Aim.
Using the listing below, please gather every line containing the word "streets".

--------

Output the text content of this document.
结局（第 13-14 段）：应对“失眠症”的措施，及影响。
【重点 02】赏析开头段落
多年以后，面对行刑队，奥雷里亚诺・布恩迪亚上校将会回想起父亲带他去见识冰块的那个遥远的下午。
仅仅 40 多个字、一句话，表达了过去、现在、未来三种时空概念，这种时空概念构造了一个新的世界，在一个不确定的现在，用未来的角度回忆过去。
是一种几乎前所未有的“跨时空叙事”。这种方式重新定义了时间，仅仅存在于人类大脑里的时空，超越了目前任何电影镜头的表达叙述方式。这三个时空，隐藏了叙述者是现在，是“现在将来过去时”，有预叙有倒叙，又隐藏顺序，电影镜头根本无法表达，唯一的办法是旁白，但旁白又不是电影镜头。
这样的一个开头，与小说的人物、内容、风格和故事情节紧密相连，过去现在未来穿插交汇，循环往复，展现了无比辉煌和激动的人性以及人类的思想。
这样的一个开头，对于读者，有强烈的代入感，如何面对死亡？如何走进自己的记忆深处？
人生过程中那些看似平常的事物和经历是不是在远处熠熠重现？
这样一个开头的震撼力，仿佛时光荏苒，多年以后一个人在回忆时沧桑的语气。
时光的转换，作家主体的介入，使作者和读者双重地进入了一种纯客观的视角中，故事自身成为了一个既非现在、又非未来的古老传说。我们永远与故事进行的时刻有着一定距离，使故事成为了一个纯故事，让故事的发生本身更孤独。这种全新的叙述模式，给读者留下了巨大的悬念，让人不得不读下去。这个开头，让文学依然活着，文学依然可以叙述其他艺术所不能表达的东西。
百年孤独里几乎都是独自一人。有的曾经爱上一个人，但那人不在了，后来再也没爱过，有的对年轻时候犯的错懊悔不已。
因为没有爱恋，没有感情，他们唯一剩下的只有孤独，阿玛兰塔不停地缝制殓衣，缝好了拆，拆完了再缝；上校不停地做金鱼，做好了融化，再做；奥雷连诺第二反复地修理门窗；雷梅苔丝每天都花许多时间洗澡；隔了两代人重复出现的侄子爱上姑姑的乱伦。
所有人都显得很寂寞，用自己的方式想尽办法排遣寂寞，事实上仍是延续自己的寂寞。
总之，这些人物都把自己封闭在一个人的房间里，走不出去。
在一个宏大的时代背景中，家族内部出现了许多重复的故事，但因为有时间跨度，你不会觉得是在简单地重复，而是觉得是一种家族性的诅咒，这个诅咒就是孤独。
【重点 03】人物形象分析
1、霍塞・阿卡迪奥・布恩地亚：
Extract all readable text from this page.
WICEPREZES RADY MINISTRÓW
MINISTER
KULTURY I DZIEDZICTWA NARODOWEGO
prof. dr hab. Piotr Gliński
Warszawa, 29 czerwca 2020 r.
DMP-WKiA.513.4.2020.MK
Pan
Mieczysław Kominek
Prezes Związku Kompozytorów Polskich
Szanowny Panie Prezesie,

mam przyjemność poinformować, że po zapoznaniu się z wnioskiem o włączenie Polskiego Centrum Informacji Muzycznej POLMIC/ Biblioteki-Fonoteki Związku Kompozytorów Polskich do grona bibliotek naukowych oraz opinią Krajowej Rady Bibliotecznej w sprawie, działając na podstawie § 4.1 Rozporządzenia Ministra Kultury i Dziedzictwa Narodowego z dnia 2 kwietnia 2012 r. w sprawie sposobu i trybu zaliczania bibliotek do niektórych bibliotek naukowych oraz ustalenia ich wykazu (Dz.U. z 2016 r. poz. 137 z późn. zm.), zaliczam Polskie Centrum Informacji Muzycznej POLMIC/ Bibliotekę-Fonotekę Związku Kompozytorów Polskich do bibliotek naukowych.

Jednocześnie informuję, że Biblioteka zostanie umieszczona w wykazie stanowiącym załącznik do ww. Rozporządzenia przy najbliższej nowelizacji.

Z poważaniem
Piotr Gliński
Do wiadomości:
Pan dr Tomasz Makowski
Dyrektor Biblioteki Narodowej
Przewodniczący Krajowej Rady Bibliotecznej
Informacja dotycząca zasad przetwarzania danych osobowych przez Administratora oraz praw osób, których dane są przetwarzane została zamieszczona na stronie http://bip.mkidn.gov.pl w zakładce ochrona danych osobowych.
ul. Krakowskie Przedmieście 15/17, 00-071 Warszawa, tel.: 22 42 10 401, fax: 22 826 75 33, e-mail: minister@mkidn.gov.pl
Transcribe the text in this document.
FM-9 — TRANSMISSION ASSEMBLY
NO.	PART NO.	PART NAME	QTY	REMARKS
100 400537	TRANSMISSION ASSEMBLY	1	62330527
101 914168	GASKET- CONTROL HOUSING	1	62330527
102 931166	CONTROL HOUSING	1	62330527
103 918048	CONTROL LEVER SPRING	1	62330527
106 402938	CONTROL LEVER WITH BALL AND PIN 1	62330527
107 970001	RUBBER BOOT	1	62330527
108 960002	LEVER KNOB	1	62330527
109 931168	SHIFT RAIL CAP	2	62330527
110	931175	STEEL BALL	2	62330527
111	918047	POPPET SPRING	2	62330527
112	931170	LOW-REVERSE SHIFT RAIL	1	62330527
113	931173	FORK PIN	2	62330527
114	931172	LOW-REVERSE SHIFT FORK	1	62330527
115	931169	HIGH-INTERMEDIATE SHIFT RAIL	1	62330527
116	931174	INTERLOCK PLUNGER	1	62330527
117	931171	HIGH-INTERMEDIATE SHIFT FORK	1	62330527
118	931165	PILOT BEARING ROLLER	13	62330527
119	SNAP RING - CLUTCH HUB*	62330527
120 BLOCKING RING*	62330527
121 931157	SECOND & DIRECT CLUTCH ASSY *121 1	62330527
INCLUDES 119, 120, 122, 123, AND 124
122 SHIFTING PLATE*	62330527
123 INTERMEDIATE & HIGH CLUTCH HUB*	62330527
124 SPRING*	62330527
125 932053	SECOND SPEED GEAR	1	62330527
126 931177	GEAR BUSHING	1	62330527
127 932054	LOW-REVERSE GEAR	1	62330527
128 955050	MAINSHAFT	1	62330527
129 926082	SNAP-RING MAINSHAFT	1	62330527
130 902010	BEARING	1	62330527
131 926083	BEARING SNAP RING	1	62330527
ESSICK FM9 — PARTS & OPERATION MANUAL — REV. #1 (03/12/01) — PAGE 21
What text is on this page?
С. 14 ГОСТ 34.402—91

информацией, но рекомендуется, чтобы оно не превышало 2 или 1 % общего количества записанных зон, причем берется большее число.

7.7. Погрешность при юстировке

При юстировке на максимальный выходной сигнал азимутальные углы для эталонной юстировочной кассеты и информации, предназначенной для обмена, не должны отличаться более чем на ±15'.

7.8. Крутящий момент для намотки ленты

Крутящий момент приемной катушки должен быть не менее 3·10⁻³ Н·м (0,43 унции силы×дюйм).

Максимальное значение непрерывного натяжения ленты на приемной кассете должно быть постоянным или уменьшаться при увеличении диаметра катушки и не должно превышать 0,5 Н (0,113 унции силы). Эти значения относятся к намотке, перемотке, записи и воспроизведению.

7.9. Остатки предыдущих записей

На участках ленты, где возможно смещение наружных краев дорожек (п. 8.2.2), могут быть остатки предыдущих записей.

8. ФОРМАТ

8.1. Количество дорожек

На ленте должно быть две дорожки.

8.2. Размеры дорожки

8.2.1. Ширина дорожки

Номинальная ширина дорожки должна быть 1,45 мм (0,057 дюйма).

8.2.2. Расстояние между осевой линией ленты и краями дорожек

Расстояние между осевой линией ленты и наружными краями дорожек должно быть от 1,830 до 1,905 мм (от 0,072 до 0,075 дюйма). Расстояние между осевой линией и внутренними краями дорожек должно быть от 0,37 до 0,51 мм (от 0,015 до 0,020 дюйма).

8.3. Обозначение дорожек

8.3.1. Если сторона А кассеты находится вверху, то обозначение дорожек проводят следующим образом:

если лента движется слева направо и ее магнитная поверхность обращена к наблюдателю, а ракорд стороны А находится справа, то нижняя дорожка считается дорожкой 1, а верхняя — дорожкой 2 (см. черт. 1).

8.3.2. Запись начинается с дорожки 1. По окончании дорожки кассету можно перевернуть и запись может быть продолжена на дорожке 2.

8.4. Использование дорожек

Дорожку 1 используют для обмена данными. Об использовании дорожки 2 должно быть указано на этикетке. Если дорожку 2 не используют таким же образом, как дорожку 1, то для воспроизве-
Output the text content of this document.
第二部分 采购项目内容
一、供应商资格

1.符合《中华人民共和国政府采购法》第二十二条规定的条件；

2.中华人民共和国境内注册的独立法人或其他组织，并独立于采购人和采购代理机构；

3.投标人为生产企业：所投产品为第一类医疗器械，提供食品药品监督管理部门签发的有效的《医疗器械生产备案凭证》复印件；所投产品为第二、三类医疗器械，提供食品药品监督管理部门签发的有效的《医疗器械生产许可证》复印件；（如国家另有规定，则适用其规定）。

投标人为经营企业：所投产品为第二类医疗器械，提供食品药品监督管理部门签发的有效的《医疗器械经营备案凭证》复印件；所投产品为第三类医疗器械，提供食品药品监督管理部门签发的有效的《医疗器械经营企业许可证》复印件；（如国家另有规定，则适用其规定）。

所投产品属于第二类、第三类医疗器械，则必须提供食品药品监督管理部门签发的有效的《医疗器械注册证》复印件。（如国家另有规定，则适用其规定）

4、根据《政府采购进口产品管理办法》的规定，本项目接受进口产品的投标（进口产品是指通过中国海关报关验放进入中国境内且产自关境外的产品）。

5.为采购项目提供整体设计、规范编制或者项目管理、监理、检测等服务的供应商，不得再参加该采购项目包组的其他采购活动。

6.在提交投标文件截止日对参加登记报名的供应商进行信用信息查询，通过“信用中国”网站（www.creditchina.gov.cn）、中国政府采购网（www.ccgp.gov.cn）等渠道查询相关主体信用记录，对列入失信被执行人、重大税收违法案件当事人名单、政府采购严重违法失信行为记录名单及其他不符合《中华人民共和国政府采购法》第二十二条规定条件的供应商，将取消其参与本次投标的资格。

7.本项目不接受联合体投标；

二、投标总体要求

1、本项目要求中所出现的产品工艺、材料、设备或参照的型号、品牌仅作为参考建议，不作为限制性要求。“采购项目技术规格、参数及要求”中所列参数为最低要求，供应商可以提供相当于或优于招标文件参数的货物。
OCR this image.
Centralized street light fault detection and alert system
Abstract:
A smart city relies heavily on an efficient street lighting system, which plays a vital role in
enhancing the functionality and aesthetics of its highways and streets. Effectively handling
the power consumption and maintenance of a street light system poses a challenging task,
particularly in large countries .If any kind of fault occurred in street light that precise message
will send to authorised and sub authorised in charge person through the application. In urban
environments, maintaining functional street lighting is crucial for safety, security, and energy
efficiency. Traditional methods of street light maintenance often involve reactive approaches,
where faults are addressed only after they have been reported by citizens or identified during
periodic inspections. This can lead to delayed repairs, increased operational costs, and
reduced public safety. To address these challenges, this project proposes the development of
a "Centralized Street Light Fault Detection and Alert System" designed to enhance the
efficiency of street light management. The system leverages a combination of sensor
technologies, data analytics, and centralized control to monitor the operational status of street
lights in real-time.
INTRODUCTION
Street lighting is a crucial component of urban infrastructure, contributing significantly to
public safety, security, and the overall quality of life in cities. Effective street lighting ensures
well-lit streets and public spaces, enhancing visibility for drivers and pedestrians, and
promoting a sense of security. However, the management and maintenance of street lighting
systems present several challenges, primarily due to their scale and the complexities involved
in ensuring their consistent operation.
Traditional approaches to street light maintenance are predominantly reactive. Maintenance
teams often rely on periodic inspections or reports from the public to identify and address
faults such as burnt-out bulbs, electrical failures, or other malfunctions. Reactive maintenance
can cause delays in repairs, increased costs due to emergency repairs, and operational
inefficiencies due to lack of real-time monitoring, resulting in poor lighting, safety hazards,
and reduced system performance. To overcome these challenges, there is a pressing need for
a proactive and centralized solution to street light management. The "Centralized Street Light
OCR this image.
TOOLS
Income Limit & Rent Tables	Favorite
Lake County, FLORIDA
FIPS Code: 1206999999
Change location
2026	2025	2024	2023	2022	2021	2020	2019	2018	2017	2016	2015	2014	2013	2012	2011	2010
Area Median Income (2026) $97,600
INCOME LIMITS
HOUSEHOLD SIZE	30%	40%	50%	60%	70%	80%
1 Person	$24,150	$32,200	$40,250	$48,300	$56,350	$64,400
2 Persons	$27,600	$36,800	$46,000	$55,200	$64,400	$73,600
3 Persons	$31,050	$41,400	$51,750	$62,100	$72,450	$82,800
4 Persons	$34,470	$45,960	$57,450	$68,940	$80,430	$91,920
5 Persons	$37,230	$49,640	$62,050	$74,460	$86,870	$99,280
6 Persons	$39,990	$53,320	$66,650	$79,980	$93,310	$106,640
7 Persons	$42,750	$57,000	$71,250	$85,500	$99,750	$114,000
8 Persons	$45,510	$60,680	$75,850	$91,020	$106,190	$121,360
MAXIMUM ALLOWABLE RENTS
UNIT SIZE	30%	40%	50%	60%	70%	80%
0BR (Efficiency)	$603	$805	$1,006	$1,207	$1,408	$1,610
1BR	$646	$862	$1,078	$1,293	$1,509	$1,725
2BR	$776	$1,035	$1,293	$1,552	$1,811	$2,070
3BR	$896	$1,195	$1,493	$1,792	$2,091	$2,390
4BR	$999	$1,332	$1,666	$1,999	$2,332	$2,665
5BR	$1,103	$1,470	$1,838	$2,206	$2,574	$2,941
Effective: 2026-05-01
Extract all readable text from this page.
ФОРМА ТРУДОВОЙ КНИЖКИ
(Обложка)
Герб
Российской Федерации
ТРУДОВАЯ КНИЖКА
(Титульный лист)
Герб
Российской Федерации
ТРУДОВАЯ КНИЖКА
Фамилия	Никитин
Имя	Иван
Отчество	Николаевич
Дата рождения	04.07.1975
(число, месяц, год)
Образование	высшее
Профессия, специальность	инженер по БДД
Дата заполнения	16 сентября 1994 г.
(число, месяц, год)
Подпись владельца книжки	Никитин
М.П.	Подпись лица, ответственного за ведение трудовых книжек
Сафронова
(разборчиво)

--------

The response.
enhancing the functionality and aesthetics of its highways and streets. Effectively handling
well-lit streets and public spaces, enhancing visibility for drivers and pedestrians, and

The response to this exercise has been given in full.